STATED EXERCISE ▸ Reproduce the listing word for word, leaving every picture behind.

Collection entries ▸
━━━━━━

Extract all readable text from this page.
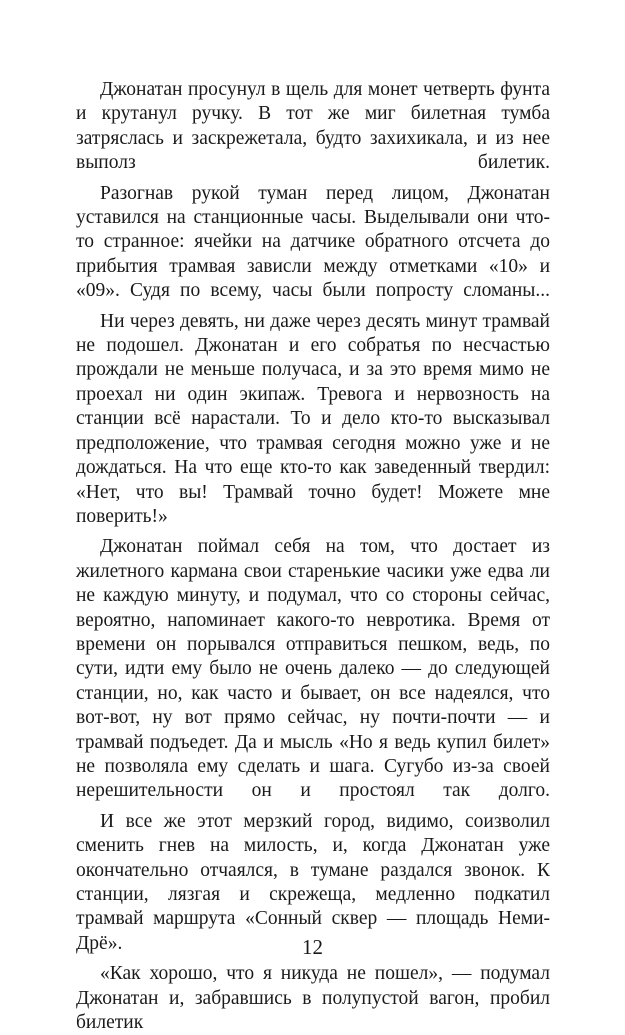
Джонатан просунул в щель для монет четверть фунта и крутанул ручку. В тот же миг билетная тумба затряслась и заскрежетала, будто захихикала, и из нее выполз билетик.

Разогнав рукой туман перед лицом, Джонатан уставился на станционные часы. Выделывали они что-то странное: ячейки на датчике обратного отсчета до прибытия трамвая зависли между отметками «10» и «09». Судя по всему, часы были попросту сломаны...

Ни через девять, ни даже через десять минут трамвай не подошел. Джонатан и его собратья по несчастью прождали не меньше получаса, и за это время мимо не проехал ни один экипаж. Тревога и нервозность на станции всё нарастали. То и дело кто-то высказывал предположение, что трамвая сегодня можно уже и не дождаться. На что еще кто-то как заведенный твердил: «Нет, что вы! Трамвай точно будет! Можете мне поверить!»

Джонатан поймал себя на том, что достает из жилетного кармана свои старенькие часики уже едва ли не каждую минуту, и подумал, что со стороны сейчас, вероятно, напоминает какого-то невротика. Время от времени он порывался отправиться пешком, ведь, по сути, идти ему было не очень далеко — до следующей станции, но, как часто и бывает, он все надеялся, что вот-вот, ну вот прямо сейчас, ну почти-почти — и трамвай подъедет. Да и мысль «Но я ведь купил билет» не позволяла ему сделать и шага. Сугубо из-за своей нерешительности он и простоял так долго.

И все же этот мерзкий город, видимо, соизволил сменить гнев на милость, и, когда Джонатан уже окончательно отчаялся, в тумане раздался звонок. К станции, лязгая и скрежеща, медленно подкатил трамвай маршрута «Сонный сквер — площадь Неми-Дрё».

«Как хорошо, что я никуда не пошел», — подумал Джонатан и, забравшись в полупустой вагон, пробил билетик

12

━━━━━━

RESPONSE ▸
Extract all readable text from this page.
Джонатан просунул в щель для монет четверть фунта и крутанул ручку. В тот же миг билетная тумба затряслась и заскрежетала, будто захихикала, и из нее выполз билетик.

Разогнав рукой туман перед лицом, Джонатан уставился на станционные часы. Выделывали они что-то странное: ячейки на датчике обратного отсчета до прибытия трамвая зависли между отметками «10» и «09». Судя по всему, часы были попросту сломаны...

Ни через девять, ни даже через десять минут трамвай не подошел. Джонатан и его собратья по несчастью прождали не меньше получаса, и за это время мимо не проехал ни один экипаж. Тревога и нервозность на станции всё нарастали. То и дело кто-то высказывал предположение, что трамвая сегодня можно уже и не дождаться. На что еще кто-то как заведенный твердил: «Нет, что вы! Трамвай точно будет! Можете мне поверить!»

Джонатан поймал себя на том, что достает из жилетного кармана свои старенькие часики уже едва ли не каждую минуту, и подумал, что со стороны сейчас, вероятно, напоминает какого-то невротика. Время от времени он порывался отправиться пешком, ведь, по сути, идти ему было не очень далеко — до следующей станции, но, как часто и бывает, он все надеялся, что вот-вот, ну вот прямо сейчас, ну почти-почти — и трамвай подъедет. Да и мысль «Но я ведь купил билет» не позволяла ему сделать и шага. Сугубо из-за своей нерешительности он и простоял так долго.

И все же этот мерзкий город, видимо, соизволил сменить гнев на милость, и, когда Джонатан уже окончательно отчаялся, в тумане раздался звонок. К станции, лязгая и скрежеща, медленно подкатил трамвай маршрута «Сонный сквер — площадь Неми-Дрё».

«Как хорошо, что я никуда не пошел», — подумал Джонатан и, забравшись в полупустой вагон, пробил билетик

12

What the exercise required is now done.